* BEGIN RECORDS SHOWN *

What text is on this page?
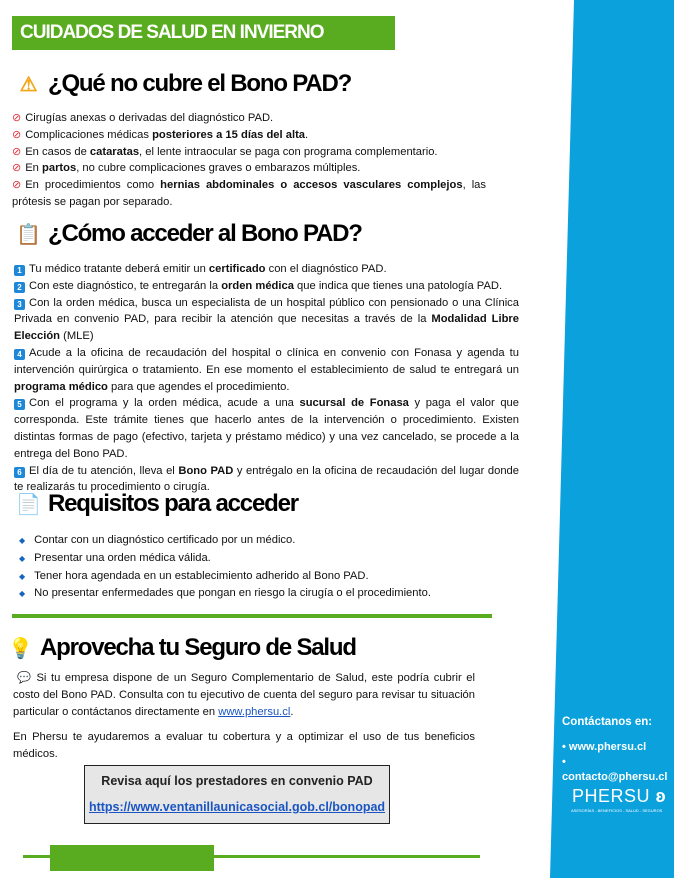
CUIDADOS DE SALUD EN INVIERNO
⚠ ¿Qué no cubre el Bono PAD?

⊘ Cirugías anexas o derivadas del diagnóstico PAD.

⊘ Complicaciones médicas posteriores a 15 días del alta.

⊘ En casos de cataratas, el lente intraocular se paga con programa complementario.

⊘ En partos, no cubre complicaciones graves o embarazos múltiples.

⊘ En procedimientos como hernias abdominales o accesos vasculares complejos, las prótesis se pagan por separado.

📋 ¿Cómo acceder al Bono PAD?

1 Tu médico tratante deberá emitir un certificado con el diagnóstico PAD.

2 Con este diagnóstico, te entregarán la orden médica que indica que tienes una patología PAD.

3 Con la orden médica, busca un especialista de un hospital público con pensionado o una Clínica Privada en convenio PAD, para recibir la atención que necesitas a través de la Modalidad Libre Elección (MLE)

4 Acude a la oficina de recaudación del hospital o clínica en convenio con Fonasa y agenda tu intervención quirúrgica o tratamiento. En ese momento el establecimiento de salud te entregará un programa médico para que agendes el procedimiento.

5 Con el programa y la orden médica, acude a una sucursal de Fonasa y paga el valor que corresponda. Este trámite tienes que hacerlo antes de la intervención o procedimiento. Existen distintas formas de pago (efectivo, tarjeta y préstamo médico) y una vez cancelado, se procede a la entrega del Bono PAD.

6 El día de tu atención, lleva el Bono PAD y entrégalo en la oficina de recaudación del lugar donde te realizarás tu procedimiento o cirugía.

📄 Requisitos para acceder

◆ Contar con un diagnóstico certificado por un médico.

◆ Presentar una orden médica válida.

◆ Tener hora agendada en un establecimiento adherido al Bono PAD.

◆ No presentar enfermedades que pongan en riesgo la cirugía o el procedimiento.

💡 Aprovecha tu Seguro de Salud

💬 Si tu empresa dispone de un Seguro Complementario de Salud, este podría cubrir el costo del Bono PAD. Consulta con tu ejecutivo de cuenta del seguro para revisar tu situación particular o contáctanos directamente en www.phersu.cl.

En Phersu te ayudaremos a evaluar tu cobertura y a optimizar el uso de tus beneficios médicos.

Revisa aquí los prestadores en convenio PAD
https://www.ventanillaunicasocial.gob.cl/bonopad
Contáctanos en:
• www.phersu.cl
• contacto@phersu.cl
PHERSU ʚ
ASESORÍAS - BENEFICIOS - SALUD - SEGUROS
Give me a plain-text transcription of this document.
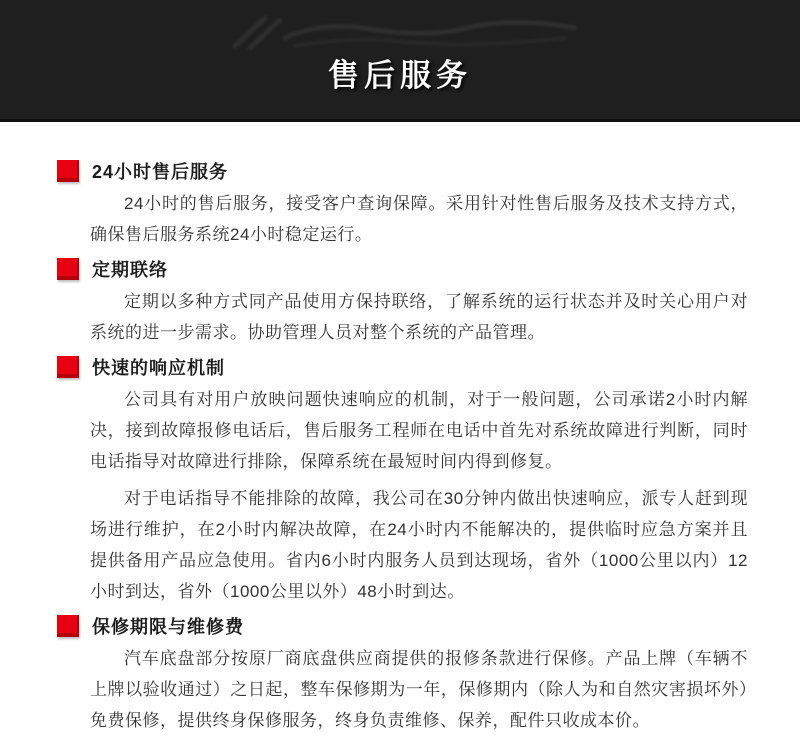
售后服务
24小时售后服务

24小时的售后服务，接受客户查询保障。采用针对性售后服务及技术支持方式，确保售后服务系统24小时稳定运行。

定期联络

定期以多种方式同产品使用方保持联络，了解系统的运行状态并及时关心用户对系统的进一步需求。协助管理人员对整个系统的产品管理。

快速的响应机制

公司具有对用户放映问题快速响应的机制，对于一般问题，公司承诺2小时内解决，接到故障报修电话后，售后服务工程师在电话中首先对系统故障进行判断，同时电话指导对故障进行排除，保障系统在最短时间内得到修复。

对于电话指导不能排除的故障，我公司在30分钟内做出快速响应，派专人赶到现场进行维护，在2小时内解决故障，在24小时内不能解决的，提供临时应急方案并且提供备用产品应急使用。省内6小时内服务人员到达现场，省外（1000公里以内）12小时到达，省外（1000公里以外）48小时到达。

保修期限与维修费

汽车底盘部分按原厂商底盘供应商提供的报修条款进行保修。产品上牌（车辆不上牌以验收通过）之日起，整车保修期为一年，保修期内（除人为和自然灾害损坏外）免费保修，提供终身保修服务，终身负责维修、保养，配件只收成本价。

* END RECORDS SHOWN *

§ REQUIRED WORK
Keep every word of the data as it is when you write it out, but drop the pictures.

§ WRITTEN SOLUTION
What text is on this page?
CUIDADOS DE SALUD EN INVIERNO
⚠ ¿Qué no cubre el Bono PAD?

⊘ Cirugías anexas o derivadas del diagnóstico PAD.

⊘ Complicaciones médicas posteriores a 15 días del alta.

⊘ En casos de cataratas, el lente intraocular se paga con programa complementario.

⊘ En partos, no cubre complicaciones graves o embarazos múltiples.

⊘ En procedimientos como hernias abdominales o accesos vasculares complejos, las prótesis se pagan por separado.

📋 ¿Cómo acceder al Bono PAD?

1 Tu médico tratante deberá emitir un certificado con el diagnóstico PAD.

2 Con este diagnóstico, te entregarán la orden médica que indica que tienes una patología PAD.

3 Con la orden médica, busca un especialista de un hospital público con pensionado o una Clínica Privada en convenio PAD, para recibir la atención que necesitas a través de la Modalidad Libre Elección (MLE)

4 Acude a la oficina de recaudación del hospital o clínica en convenio con Fonasa y agenda tu intervención quirúrgica o tratamiento. En ese momento el establecimiento de salud te entregará un programa médico para que agendes el procedimiento.

5 Con el programa y la orden médica, acude a una sucursal de Fonasa y paga el valor que corresponda. Este trámite tienes que hacerlo antes de la intervención o procedimiento. Existen distintas formas de pago (efectivo, tarjeta y préstamo médico) y una vez cancelado, se procede a la entrega del Bono PAD.

6 El día de tu atención, lleva el Bono PAD y entrégalo en la oficina de recaudación del lugar donde te realizarás tu procedimiento o cirugía.

📄 Requisitos para acceder

◆ Contar con un diagnóstico certificado por un médico.

◆ Presentar una orden médica válida.

◆ Tener hora agendada en un establecimiento adherido al Bono PAD.

◆ No presentar enfermedades que pongan en riesgo la cirugía o el procedimiento.

💡 Aprovecha tu Seguro de Salud

💬 Si tu empresa dispone de un Seguro Complementario de Salud, este podría cubrir el costo del Bono PAD. Consulta con tu ejecutivo de cuenta del seguro para revisar tu situación particular o contáctanos directamente en www.phersu.cl.

En Phersu te ayudaremos a evaluar tu cobertura y a optimizar el uso de tus beneficios médicos.

Revisa aquí los prestadores en convenio PAD
https://www.ventanillaunicasocial.gob.cl/bonopad
Contáctanos en:
• www.phersu.cl
• contacto@phersu.cl
PHERSU ʚ
ASESORÍAS - BENEFICIOS - SALUD - SEGUROS
Give me a plain-text transcription of this document.
售后服务
24小时售后服务

24小时的售后服务，接受客户查询保障。采用针对性售后服务及技术支持方式，确保售后服务系统24小时稳定运行。

定期联络

定期以多种方式同产品使用方保持联络，了解系统的运行状态并及时关心用户对系统的进一步需求。协助管理人员对整个系统的产品管理。

快速的响应机制

公司具有对用户放映问题快速响应的机制，对于一般问题，公司承诺2小时内解决，接到故障报修电话后，售后服务工程师在电话中首先对系统故障进行判断，同时电话指导对故障进行排除，保障系统在最短时间内得到修复。

对于电话指导不能排除的故障，我公司在30分钟内做出快速响应，派专人赶到现场进行维护，在2小时内解决故障，在24小时内不能解决的，提供临时应急方案并且提供备用产品应急使用。省内6小时内服务人员到达现场，省外（1000公里以内）12小时到达，省外（1000公里以外）48小时到达。

保修期限与维修费

汽车底盘部分按原厂商底盘供应商提供的报修条款进行保修。产品上牌（车辆不上牌以验收通过）之日起，整车保修期为一年，保修期内（除人为和自然灾害损坏外）免费保修，提供终身保修服务，终身负责维修、保养，配件只收成本价。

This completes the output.